# Required work
Each entry below is to be printed verbatim.

Given records start

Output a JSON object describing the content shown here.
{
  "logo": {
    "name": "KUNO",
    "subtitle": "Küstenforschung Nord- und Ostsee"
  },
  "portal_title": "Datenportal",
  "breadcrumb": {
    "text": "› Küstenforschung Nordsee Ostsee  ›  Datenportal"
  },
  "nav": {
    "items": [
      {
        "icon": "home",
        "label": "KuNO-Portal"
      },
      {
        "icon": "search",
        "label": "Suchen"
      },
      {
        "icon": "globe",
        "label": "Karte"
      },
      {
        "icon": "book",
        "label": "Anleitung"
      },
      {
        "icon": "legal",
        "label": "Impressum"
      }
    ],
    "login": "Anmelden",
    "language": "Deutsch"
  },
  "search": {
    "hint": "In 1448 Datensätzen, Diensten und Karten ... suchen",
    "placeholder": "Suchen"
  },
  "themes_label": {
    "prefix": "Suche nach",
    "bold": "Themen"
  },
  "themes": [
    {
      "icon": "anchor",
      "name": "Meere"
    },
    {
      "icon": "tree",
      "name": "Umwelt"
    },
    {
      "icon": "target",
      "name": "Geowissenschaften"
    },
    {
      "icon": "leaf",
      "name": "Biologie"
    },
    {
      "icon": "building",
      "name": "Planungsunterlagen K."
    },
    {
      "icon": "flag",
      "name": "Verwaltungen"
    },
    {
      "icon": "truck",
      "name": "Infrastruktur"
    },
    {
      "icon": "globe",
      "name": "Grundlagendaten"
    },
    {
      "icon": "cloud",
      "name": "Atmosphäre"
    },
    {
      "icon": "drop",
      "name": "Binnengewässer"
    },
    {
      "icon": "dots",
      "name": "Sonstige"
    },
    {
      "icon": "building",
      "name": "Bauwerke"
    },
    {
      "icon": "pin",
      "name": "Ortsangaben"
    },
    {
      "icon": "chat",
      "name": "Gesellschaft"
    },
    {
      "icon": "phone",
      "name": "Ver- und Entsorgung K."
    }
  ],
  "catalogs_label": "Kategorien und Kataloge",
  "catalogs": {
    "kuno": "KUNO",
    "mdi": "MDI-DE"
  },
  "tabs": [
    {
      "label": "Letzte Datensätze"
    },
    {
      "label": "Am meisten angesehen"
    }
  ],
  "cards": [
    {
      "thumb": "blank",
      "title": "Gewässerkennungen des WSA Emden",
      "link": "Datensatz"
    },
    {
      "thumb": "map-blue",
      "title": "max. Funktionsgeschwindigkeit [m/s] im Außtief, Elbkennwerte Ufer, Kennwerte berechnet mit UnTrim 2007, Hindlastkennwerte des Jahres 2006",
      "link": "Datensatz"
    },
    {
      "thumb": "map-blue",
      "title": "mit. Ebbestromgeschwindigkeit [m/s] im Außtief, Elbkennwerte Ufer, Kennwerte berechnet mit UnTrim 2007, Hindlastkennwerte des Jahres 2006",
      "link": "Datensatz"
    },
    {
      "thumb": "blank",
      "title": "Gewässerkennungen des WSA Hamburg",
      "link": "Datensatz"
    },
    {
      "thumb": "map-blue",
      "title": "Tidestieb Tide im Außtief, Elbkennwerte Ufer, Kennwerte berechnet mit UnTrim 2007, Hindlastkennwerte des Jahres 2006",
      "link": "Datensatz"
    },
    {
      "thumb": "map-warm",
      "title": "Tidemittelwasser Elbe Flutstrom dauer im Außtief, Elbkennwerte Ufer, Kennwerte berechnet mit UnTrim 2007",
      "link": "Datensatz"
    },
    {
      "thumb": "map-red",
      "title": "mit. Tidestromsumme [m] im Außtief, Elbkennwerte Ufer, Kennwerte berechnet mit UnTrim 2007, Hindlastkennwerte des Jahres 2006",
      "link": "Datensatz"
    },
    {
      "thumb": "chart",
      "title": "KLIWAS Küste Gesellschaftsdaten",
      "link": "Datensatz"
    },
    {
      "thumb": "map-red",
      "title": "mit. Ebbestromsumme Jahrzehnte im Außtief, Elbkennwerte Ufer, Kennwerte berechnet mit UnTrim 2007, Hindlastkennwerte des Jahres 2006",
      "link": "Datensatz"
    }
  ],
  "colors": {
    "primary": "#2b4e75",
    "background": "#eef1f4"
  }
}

Given records end

# Solution
Output a JSON object describing the content shown here.
{
  "logo": {
    "name": "KUNO",
    "subtitle": "Küstenforschung Nord- und Ostsee"
  },
  "portal_title": "Datenportal",
  "breadcrumb": {
    "text": "› Küstenforschung Nordsee Ostsee  ›  Datenportal"
  },
  "nav": {
    "items": [
      {
        "icon": "home",
        "label": "KuNO-Portal"
      },
      {
        "icon": "search",
        "label": "Suchen"
      },
      {
        "icon": "globe",
        "label": "Karte"
      },
      {
        "icon": "book",
        "label": "Anleitung"
      },
      {
        "icon": "legal",
        "label": "Impressum"
      }
    ],
    "login": "Anmelden",
    "language": "Deutsch"
  },
  "search": {
    "hint": "In 1448 Datensätzen, Diensten und Karten ... suchen",
    "placeholder": "Suchen"
  },
  "themes_label": {
    "prefix": "Suche nach",
    "bold": "Themen"
  },
  "themes": [
    {
      "icon": "anchor",
      "name": "Meere"
    },
    {
      "icon": "tree",
      "name": "Umwelt"
    },
    {
      "icon": "target",
      "name": "Geowissenschaften"
    },
    {
      "icon": "leaf",
      "name": "Biologie"
    },
    {
      "icon": "building",
      "name": "Planungsunterlagen K."
    },
    {
      "icon": "flag",
      "name": "Verwaltungen"
    },
    {
      "icon": "truck",
      "name": "Infrastruktur"
    },
    {
      "icon": "globe",
      "name": "Grundlagendaten"
    },
    {
      "icon": "cloud",
      "name": "Atmosphäre"
    },
    {
      "icon": "drop",
      "name": "Binnengewässer"
    },
    {
      "icon": "dots",
      "name": "Sonstige"
    },
    {
      "icon": "building",
      "name": "Bauwerke"
    },
    {
      "icon": "pin",
      "name": "Ortsangaben"
    },
    {
      "icon": "chat",
      "name": "Gesellschaft"
    },
    {
      "icon": "phone",
      "name": "Ver- und Entsorgung K."
    }
  ],
  "catalogs_label": "Kategorien und Kataloge",
  "catalogs": {
    "kuno": "KUNO",
    "mdi": "MDI-DE"
  },
  "tabs": [
    {
      "label": "Letzte Datensätze"
    },
    {
      "label": "Am meisten angesehen"
    }
  ],
  "cards": [
    {
      "thumb": "blank",
      "title": "Gewässerkennungen des WSA Emden",
      "link": "Datensatz"
    },
    {
      "thumb": "map-blue",
      "title": "max. Funktionsgeschwindigkeit [m/s] im Außtief, Elbkennwerte Ufer, Kennwerte berechnet mit UnTrim 2007, Hindlastkennwerte des Jahres 2006",
      "link": "Datensatz"
    },
    {
      "thumb": "map-blue",
      "title": "mit. Ebbestromgeschwindigkeit [m/s] im Außtief, Elbkennwerte Ufer, Kennwerte berechnet mit UnTrim 2007, Hindlastkennwerte des Jahres 2006",
      "link": "Datensatz"
    },
    {
      "thumb": "blank",
      "title": "Gewässerkennungen des WSA Hamburg",
      "link": "Datensatz"
    },
    {
      "thumb": "map-blue",
      "title": "Tidestieb Tide im Außtief, Elbkennwerte Ufer, Kennwerte berechnet mit UnTrim 2007, Hindlastkennwerte des Jahres 2006",
      "link": "Datensatz"
    },
    {
      "thumb": "map-warm",
      "title": "Tidemittelwasser Elbe Flutstrom dauer im Außtief, Elbkennwerte Ufer, Kennwerte berechnet mit UnTrim 2007",
      "link": "Datensatz"
    },
    {
      "thumb": "map-red",
      "title": "mit. Tidestromsumme [m] im Außtief, Elbkennwerte Ufer, Kennwerte berechnet mit UnTrim 2007, Hindlastkennwerte des Jahres 2006",
      "link": "Datensatz"
    },
    {
      "thumb": "chart",
      "title": "KLIWAS Küste Gesellschaftsdaten",
      "link": "Datensatz"
    },
    {
      "thumb": "map-red",
      "title": "mit. Ebbestromsumme Jahrzehnte im Außtief, Elbkennwerte Ufer, Kennwerte berechnet mit UnTrim 2007, Hindlastkennwerte des Jahres 2006",
      "link": "Datensatz"
    }
  ],
  "colors": {
    "primary": "#2b4e75",
    "background": "#eef1f4"
  }
}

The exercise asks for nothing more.